▶ _GIVEN REQUEST A_:
Answer these questions about the forum thread on ZFS write caching, one per line:
(i) How large is the file in the transfer use case that the first post describes?
(ii) According to the moderator's reply, what does ZFS use as its write cache?
(iii) According to the MVP's reply, what is needed for PLP in the poster's situation?
▶ _GIVEN REQUEST B_: Carry on the forum thread on ZFS write caching from its last post onward.

## begin PROVIDED TEXT

Is there an option for "real" write caching?

thex

Dabbler
Joined
Apr 3, 2023
Messages
14
Short question to the experts.
Is my understanding correct that there is no possibility to add a "real" write cache to truenas(zfs)? With "real" meaning that it caches the actual data before writing it over to the slow spinning disks (not "just" indexes/metadata).

Background: Was dumb some years ago and have some SMR drives which I use with ZFS. Performance really tanks as expected when the CMR cache is filled (123MBs down to 20-30MBs). As I also recently upgraded to 2.5G networking my idea was that I could maybe add a cache SSD instead of buying new (still relatively slow) CMR disks. Also I would hope that it also helps with CMR disks but with 2.5 Gbps I guess benefits would be negligible.

My current understanding is my best bet to achieve something like my idea is to have a ZIL on an SSD and switch over to ASYNC writes but that will only "save" one transaction so 5 seconds and basically is not caching but just making sure that the data is not lost on power failure despite the ASYNC write mode. So what I would need is that it can queue multiple transactions. (Maybe my understanding regarding transactions is not complete here)

Use case is transferring a large 50-100gb file (RAM will not be sufficient for caching)

Thanks
 

Davvo

MVP
Joined
Jul 12, 2022
Messages
3,222
You can increase the transaction time.
Increasing your ARC and L2ARC might be useful.
If you want some PLP in your situation you need a UPS.

Anyway, there isn't a short answer to your question.
 
Last edited:

sretalla

Powered by Neutrality
Moderator
Joined
Jan 1, 2016
Messages
9,703
Is my understanding correct that there is no possibility to add a "real" write cache to truenas(zfs)? With "real" meaning that it caches the actual data before writing it over to the slow spinning disks (not "just" indexes/metadata).
ZFS uses RAM as write cache, so what you're talking about is already there.

If we're only talking about async writes, that's exactly how it works.

If you throw sync writes in the mix, there's a slightly different story (where SLOG... sometimes incorrectly referred to as write cache... can help to mitigate the lost performance from ensuring the write makes it to disk before confirmation of the write is sent).

## end PROVIDED TEXT
## begin LISTED RECORDS

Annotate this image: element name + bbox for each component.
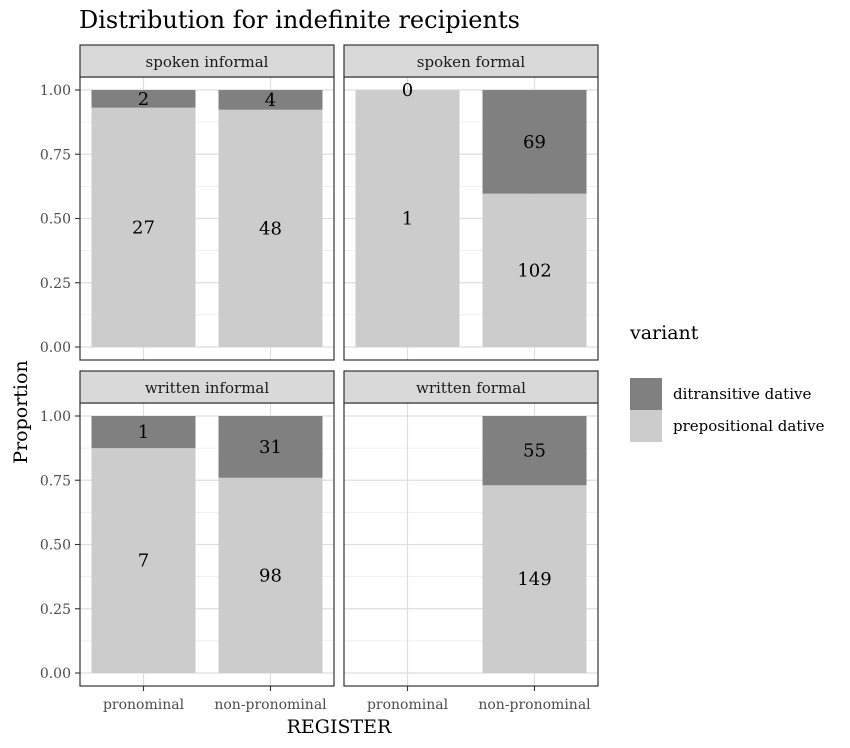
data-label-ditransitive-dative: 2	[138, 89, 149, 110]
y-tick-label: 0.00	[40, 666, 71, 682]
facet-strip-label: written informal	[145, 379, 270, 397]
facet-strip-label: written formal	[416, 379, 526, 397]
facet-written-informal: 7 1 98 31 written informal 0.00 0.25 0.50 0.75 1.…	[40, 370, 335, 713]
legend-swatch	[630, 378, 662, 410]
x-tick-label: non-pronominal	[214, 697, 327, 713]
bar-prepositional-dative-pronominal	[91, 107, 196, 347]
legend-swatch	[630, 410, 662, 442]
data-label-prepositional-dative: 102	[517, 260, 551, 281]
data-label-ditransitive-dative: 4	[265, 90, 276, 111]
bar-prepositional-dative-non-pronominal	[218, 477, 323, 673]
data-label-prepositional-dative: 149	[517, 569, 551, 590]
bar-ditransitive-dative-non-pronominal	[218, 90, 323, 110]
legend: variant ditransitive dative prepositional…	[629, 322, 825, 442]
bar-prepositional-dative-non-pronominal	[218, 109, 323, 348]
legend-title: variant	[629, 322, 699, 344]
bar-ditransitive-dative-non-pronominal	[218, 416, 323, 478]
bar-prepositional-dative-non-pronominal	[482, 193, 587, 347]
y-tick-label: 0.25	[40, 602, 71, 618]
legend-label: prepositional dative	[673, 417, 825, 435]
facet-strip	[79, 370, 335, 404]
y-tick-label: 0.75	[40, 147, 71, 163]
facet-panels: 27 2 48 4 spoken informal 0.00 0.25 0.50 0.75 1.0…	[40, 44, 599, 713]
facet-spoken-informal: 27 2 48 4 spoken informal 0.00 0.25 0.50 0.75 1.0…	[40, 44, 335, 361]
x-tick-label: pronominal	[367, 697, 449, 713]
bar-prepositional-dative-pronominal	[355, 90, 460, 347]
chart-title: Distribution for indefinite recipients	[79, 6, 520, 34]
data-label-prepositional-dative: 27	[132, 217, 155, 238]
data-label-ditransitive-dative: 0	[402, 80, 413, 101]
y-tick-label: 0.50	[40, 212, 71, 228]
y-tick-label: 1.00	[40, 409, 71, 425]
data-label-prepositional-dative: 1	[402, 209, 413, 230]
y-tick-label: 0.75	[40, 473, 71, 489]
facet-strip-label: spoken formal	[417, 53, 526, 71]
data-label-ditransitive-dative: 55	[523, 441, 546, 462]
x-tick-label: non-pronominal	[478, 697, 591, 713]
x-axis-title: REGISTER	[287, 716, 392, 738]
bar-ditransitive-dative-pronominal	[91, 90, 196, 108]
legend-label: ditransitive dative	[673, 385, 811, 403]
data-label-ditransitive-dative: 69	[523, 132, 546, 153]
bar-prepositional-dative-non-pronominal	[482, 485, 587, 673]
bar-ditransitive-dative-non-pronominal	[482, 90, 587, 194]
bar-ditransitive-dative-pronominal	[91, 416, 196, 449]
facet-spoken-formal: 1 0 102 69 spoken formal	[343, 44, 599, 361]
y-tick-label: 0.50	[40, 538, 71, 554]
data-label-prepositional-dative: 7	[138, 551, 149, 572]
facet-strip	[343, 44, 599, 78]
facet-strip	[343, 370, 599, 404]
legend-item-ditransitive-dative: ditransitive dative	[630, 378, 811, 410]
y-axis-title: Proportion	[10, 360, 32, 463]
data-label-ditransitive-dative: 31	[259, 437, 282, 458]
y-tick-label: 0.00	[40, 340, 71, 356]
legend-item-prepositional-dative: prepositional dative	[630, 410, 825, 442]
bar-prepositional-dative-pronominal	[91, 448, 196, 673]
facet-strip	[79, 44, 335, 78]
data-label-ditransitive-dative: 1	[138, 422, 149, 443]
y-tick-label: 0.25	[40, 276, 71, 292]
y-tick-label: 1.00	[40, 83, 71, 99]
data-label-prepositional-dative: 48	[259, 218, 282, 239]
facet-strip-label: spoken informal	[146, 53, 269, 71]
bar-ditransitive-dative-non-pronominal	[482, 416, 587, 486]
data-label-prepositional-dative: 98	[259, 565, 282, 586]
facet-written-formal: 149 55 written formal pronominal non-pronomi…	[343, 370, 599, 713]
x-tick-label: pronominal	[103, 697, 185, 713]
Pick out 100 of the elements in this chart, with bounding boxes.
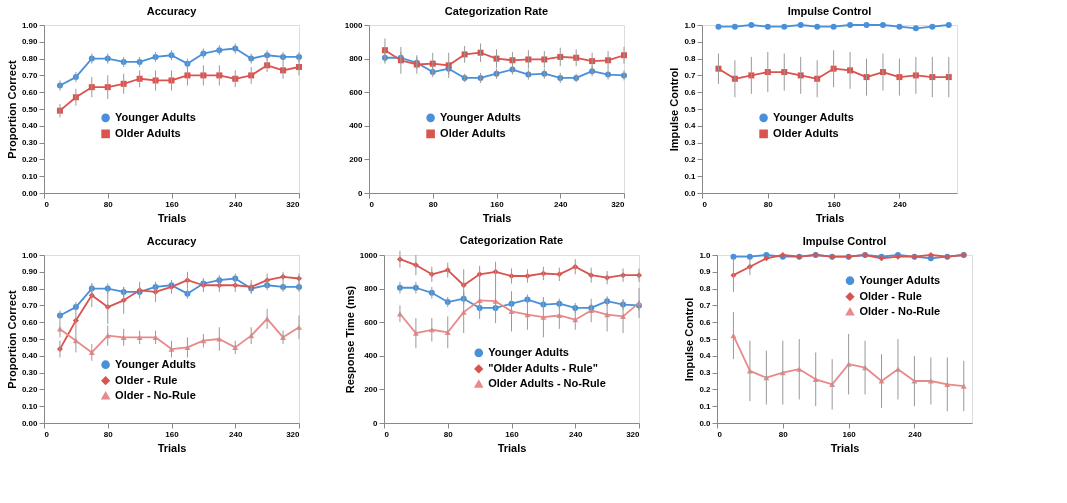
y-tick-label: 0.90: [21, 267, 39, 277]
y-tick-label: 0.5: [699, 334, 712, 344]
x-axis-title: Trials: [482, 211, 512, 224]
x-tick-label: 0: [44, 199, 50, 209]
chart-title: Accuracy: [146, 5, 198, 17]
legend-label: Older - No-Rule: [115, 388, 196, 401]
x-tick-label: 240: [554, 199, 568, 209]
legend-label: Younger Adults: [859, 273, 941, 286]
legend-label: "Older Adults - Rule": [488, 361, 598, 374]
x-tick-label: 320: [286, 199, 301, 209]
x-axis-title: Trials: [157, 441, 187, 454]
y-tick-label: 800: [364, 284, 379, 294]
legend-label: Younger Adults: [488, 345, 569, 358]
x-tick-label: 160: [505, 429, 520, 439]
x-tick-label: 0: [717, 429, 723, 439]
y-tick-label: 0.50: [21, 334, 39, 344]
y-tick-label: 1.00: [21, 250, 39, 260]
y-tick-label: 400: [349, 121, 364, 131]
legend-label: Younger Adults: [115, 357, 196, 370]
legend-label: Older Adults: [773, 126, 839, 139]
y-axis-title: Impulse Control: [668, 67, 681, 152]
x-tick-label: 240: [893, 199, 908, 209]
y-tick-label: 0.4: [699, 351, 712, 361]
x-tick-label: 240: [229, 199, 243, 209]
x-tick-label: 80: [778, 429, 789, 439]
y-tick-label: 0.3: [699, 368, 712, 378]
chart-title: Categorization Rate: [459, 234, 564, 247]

## end LISTED RECORDS

▶ _EXERCISE RESULT A_:
(i) 50-100gb
(ii) RAM
(iii) A UPS

▶ _EXERCISE RESULT B_:
my idea is to have a ZIL on an SSD and switch over to ASYNC writes
Don't do both of those, they are effectively mutually exclusive... SLOG won't help with async writes.

Use case is transferring a large 50-100gb file (RAM will not be sufficient for caching)
You don't need 100GB of RAM to transfer a 100GB file... although you will eventually slow the speed of the copy to the pool disk speed after your available RAM is all consumed and you can only commit already cached transactions at pool disk speed to free RAM to cache more.

If you're talking only about huge single file copy speed, the only way to make it go faster without increasing the size of RAM is to have a better performing pool... perhaps you could consider a separate (SSD) pool to accept the initial copy (although that workflow will quickly burn out a cheap SSD)
 

Ericloewe

Server Wrangler
Moderator
Joined
Feb 15, 2014
Messages
20,194
My current understanding is my best bet to achieve something like my idea is to have a ZIL on an SSD and switch over to ASYNC writes but that will only "save" one transaction so 5 seconds and basically is not caching but just making sure that the data is not lost on power failure despite the ASYNC write mode. So what I would need is that it can queue multiple transactions. (Maybe my understanding regarding transactions is not complete here)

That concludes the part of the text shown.